------ RECORDED DATA ------
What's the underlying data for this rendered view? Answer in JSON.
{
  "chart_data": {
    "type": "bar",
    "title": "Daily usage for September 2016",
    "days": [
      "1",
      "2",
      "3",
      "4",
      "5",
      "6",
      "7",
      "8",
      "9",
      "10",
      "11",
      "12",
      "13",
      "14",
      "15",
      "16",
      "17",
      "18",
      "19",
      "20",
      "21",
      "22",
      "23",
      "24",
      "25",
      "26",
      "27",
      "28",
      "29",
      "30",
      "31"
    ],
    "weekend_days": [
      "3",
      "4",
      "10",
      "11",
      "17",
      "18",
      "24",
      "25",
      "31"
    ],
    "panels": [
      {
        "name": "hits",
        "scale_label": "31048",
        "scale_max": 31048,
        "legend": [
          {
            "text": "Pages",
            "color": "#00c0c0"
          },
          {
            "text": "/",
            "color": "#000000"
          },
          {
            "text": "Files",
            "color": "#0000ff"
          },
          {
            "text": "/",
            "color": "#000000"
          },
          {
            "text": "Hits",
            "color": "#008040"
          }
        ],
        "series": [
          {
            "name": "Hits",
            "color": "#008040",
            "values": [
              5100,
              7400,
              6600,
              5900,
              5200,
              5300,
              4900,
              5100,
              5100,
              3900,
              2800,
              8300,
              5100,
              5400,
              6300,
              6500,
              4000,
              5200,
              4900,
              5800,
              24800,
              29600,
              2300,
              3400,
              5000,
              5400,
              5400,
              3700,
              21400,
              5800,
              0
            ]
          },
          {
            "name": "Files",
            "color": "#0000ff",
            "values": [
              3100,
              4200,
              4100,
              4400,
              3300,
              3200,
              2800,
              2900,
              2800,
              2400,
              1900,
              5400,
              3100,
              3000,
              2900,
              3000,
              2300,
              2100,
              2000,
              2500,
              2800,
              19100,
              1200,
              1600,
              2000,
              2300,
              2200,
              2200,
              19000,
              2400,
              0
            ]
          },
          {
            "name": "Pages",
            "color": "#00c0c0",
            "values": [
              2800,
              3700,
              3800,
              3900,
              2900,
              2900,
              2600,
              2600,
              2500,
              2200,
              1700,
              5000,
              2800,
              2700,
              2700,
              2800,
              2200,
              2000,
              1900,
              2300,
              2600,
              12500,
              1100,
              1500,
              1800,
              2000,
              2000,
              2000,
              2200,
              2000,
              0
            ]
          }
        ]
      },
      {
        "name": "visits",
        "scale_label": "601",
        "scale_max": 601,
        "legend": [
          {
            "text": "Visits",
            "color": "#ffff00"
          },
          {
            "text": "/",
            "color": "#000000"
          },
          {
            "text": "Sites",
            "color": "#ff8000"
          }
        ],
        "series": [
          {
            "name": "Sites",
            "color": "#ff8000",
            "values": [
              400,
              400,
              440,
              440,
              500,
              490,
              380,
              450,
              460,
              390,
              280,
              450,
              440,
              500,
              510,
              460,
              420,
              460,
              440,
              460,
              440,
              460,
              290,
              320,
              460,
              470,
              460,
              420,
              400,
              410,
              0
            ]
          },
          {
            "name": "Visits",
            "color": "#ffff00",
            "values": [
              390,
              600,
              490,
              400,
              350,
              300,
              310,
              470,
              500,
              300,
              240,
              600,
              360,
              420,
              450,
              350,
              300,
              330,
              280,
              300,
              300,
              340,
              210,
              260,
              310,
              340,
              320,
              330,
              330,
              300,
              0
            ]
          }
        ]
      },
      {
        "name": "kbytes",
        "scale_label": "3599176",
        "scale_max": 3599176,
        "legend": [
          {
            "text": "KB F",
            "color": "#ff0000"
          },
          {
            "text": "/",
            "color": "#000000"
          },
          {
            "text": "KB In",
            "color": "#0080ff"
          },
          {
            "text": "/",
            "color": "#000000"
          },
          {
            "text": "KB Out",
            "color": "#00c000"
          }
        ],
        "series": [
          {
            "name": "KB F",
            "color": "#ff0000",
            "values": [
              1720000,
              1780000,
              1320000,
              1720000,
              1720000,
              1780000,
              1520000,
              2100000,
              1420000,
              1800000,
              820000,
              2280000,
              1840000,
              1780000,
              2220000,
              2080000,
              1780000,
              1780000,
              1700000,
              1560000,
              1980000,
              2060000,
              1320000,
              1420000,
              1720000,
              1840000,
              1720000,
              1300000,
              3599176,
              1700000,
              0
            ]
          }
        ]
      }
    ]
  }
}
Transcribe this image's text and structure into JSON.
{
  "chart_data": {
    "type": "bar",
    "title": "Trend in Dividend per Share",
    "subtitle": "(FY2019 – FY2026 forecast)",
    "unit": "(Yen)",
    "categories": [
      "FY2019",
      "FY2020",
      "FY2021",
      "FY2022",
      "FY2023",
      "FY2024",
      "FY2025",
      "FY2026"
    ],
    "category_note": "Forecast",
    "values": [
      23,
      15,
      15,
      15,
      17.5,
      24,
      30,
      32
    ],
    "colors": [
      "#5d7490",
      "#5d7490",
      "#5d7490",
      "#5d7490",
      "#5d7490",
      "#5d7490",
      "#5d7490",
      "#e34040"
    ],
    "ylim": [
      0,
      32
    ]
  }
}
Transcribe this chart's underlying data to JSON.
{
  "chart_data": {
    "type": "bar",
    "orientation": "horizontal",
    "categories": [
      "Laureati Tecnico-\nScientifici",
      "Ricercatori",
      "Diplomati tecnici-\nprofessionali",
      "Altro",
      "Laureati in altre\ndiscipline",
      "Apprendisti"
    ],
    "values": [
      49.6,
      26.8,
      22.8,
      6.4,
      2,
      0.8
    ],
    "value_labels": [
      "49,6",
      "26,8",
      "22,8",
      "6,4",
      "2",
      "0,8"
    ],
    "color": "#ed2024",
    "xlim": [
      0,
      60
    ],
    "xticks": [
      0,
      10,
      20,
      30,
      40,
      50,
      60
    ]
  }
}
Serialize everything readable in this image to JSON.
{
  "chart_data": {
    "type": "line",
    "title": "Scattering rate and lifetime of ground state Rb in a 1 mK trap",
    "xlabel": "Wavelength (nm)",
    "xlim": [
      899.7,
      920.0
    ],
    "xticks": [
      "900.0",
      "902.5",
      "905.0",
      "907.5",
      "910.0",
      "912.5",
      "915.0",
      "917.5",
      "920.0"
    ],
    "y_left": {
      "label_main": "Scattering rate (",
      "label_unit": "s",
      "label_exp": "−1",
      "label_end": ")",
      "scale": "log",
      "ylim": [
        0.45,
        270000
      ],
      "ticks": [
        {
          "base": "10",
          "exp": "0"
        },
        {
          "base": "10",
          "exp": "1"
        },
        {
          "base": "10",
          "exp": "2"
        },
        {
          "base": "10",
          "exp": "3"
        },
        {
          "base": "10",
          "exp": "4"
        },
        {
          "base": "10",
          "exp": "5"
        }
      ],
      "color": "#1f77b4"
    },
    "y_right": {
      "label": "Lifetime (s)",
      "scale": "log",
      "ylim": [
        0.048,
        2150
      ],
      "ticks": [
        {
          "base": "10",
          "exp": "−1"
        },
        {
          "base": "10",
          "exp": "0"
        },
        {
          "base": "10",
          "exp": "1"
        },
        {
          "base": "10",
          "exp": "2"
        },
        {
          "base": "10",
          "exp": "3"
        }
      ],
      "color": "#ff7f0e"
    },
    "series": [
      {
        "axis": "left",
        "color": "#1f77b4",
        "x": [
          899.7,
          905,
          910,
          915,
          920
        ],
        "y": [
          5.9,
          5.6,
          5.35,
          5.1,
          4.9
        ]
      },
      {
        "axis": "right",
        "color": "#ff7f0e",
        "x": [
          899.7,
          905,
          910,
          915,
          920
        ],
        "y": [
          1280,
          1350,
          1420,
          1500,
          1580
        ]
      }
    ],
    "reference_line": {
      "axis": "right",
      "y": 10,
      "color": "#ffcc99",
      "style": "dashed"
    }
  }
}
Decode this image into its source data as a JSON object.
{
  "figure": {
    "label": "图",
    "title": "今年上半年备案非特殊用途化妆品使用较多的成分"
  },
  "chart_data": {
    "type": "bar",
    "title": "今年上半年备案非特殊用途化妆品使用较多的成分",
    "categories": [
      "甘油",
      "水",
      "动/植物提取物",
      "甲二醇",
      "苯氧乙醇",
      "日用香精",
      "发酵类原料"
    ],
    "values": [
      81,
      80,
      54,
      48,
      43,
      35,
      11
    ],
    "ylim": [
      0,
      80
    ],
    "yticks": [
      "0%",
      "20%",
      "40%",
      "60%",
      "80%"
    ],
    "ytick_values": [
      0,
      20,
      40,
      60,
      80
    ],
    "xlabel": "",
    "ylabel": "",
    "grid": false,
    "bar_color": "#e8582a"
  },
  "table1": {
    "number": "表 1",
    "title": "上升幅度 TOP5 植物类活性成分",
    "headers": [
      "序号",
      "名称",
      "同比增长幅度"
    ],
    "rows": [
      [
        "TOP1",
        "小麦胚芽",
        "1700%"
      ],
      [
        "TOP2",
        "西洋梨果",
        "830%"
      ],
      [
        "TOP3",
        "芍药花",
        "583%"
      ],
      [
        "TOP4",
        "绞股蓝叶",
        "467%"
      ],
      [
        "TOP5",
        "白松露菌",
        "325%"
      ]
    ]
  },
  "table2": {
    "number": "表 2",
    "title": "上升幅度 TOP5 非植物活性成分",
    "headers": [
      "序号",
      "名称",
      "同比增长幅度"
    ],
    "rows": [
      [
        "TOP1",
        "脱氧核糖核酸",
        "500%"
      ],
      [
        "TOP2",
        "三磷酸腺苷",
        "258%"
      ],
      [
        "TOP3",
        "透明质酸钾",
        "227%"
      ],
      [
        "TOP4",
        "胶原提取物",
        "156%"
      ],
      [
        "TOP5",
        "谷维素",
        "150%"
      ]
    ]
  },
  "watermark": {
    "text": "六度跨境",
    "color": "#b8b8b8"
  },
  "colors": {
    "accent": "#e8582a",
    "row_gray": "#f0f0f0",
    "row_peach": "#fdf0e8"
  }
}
------
## GOAL
Reply with one number: the count of lines in the entries that include the word "this".

## CORRECT RESULT
5